▶ INFORMATION SUPPLIED:
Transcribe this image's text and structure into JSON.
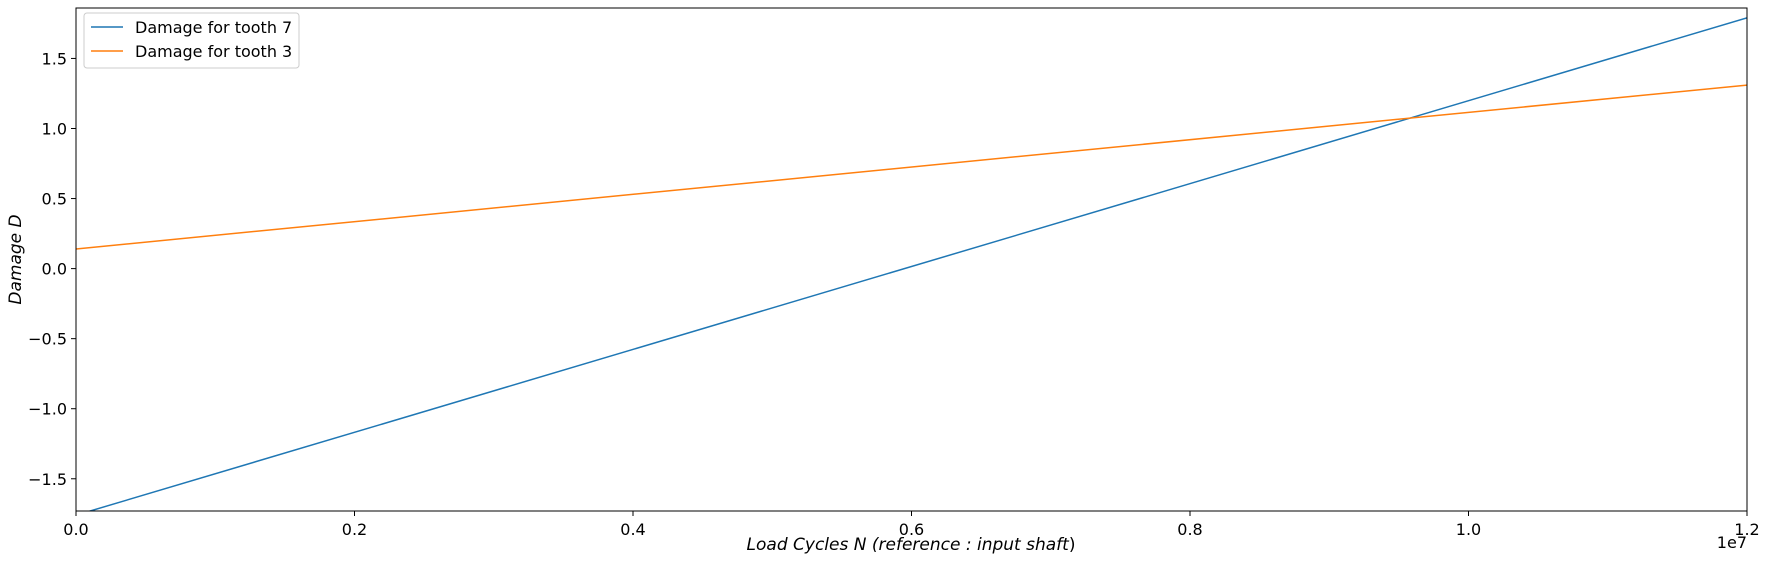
{
  "chart_data": {
    "type": "line",
    "title": "",
    "xlabel": "Load Cycles N (reference :  input shaft)",
    "xlabel_parts": {
      "prefix": "Load Cycles N (",
      "middle": "reference :  input shaft",
      "suffix": ")"
    },
    "ylabel": "Damage D",
    "xlim": [
      0,
      12000000
    ],
    "ylim": [
      -1.73,
      1.86
    ],
    "x_offset_label": "1e7",
    "x_ticks": [
      {
        "value": 0,
        "label": "0.0"
      },
      {
        "value": 2000000,
        "label": "0.2"
      },
      {
        "value": 4000000,
        "label": "0.4"
      },
      {
        "value": 6000000,
        "label": "0.6"
      },
      {
        "value": 8000000,
        "label": "0.8"
      },
      {
        "value": 10000000,
        "label": "1.0"
      },
      {
        "value": 12000000,
        "label": "1.2"
      }
    ],
    "y_ticks": [
      {
        "value": -1.5,
        "label": "−1.5"
      },
      {
        "value": -1.0,
        "label": "−1.0"
      },
      {
        "value": -0.5,
        "label": "−0.5"
      },
      {
        "value": 0.0,
        "label": "0.0"
      },
      {
        "value": 0.5,
        "label": "0.5"
      },
      {
        "value": 1.0,
        "label": "1.0"
      },
      {
        "value": 1.5,
        "label": "1.5"
      }
    ],
    "grid": false,
    "legend_position": "top-left",
    "series": [
      {
        "name": "Damage for tooth 7",
        "color": "#1f77b4",
        "x": [
          0,
          12000000
        ],
        "y": [
          -1.76,
          1.79
        ]
      },
      {
        "name": "Damage for tooth 3",
        "color": "#ff7f0e",
        "x": [
          0,
          12000000
        ],
        "y": [
          0.14,
          1.31
        ]
      }
    ]
  }
}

▶ EXERCISE DETAILS:
Print every entry above again without changing a word, and omit the pictures.

▶ OUTPUT OF THE EXERCISE:
Transcribe this image's text and structure into JSON.
{
  "chart_data": {
    "type": "line",
    "title": "",
    "xlabel": "Load Cycles N (reference :  input shaft)",
    "xlabel_parts": {
      "prefix": "Load Cycles N (",
      "middle": "reference :  input shaft",
      "suffix": ")"
    },
    "ylabel": "Damage D",
    "xlim": [
      0,
      12000000
    ],
    "ylim": [
      -1.73,
      1.86
    ],
    "x_offset_label": "1e7",
    "x_ticks": [
      {
        "value": 0,
        "label": "0.0"
      },
      {
        "value": 2000000,
        "label": "0.2"
      },
      {
        "value": 4000000,
        "label": "0.4"
      },
      {
        "value": 6000000,
        "label": "0.6"
      },
      {
        "value": 8000000,
        "label": "0.8"
      },
      {
        "value": 10000000,
        "label": "1.0"
      },
      {
        "value": 12000000,
        "label": "1.2"
      }
    ],
    "y_ticks": [
      {
        "value": -1.5,
        "label": "−1.5"
      },
      {
        "value": -1.0,
        "label": "−1.0"
      },
      {
        "value": -0.5,
        "label": "−0.5"
      },
      {
        "value": 0.0,
        "label": "0.0"
      },
      {
        "value": 0.5,
        "label": "0.5"
      },
      {
        "value": 1.0,
        "label": "1.0"
      },
      {
        "value": 1.5,
        "label": "1.5"
      }
    ],
    "grid": false,
    "legend_position": "top-left",
    "series": [
      {
        "name": "Damage for tooth 7",
        "color": "#1f77b4",
        "x": [
          0,
          12000000
        ],
        "y": [
          -1.76,
          1.79
        ]
      },
      {
        "name": "Damage for tooth 3",
        "color": "#ff7f0e",
        "x": [
          0,
          12000000
        ],
        "y": [
          0.14,
          1.31
        ]
      }
    ]
  }
}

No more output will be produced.